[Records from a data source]
● ● ● ● ● ● ●

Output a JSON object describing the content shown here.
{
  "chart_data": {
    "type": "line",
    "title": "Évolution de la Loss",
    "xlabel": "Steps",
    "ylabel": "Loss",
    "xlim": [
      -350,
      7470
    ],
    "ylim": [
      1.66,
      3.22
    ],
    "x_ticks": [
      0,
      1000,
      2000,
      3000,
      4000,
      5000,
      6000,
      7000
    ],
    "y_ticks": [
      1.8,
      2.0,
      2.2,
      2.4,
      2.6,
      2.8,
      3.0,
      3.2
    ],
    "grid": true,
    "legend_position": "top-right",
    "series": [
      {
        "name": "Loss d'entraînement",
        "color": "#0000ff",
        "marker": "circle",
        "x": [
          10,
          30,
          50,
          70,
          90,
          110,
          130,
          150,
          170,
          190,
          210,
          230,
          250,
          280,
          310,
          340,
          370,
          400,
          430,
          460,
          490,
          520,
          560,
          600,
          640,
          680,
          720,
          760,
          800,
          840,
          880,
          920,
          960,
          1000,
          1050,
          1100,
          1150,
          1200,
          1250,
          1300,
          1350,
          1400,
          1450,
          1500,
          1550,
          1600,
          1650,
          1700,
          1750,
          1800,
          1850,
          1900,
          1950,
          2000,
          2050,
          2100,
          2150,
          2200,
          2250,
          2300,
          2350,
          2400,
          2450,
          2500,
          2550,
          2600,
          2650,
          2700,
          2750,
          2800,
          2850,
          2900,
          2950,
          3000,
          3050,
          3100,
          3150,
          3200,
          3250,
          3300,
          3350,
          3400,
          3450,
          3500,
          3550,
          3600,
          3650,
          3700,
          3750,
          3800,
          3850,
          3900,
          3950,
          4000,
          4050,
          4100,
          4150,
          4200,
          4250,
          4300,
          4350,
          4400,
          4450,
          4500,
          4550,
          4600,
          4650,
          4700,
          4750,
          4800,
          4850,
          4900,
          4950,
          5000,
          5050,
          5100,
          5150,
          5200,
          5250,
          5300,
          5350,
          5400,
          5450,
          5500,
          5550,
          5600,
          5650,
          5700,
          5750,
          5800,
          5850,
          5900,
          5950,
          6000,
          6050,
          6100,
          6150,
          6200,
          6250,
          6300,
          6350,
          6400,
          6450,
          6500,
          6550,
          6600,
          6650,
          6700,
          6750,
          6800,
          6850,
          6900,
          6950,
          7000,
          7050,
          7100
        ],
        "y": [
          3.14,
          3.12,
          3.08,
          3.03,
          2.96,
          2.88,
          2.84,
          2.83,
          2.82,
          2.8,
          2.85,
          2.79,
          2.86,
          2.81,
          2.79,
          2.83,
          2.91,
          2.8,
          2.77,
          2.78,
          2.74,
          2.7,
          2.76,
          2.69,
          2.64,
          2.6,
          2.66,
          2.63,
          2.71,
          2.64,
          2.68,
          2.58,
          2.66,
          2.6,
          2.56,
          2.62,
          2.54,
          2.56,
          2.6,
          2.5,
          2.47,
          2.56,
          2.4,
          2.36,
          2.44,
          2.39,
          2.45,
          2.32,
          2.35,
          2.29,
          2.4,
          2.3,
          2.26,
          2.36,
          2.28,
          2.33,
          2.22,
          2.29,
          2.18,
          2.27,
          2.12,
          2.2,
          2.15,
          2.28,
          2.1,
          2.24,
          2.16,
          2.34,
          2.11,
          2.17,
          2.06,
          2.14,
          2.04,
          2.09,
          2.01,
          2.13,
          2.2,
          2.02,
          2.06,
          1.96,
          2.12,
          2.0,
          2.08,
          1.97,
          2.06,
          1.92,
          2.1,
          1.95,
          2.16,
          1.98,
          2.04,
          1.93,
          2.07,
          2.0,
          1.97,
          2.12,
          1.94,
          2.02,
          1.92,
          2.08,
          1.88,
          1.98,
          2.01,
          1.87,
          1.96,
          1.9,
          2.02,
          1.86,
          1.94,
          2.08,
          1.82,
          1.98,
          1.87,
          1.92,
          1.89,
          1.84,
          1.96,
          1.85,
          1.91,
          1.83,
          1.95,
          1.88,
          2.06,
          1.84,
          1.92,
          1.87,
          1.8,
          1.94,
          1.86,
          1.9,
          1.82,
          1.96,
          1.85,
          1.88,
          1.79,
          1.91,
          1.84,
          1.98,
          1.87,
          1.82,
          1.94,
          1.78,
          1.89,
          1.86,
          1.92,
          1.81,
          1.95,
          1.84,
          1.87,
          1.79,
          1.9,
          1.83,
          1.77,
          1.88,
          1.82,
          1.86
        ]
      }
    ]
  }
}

● ● ● ● ● ● ●

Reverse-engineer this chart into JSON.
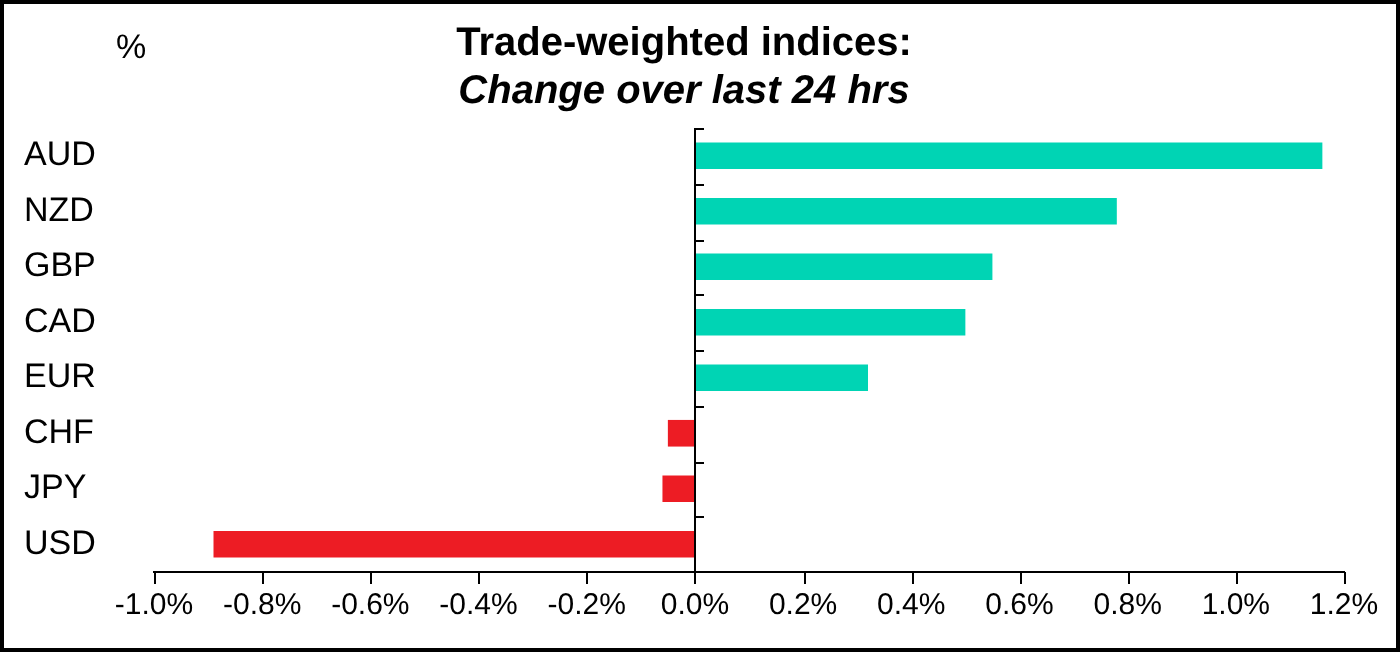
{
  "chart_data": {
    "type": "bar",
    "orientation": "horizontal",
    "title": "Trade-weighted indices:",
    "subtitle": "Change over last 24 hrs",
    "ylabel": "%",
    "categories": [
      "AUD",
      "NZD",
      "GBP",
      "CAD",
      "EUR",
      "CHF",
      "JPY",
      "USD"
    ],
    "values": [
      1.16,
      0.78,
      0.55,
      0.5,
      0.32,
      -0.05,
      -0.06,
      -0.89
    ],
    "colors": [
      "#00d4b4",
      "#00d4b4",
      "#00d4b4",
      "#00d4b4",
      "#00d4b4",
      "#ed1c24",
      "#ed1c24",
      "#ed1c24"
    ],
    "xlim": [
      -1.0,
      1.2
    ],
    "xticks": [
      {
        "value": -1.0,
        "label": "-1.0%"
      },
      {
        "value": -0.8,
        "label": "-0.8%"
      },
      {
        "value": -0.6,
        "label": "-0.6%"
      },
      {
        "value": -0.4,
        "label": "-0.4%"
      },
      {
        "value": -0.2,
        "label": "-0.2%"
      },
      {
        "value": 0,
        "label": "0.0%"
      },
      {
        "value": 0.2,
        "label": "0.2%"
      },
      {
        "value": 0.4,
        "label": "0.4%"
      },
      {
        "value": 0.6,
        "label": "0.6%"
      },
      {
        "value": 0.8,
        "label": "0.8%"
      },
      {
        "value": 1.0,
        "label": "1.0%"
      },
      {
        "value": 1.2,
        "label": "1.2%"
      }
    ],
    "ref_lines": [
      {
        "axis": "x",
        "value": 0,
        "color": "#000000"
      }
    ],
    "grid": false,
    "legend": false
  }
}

● ● ● ● ● ● ●

EXERCISE TASK → Of all the lines in the entries, how many contain the word "Loss"? Give only the number.

SOLUTION TO THE PROBLEM → 3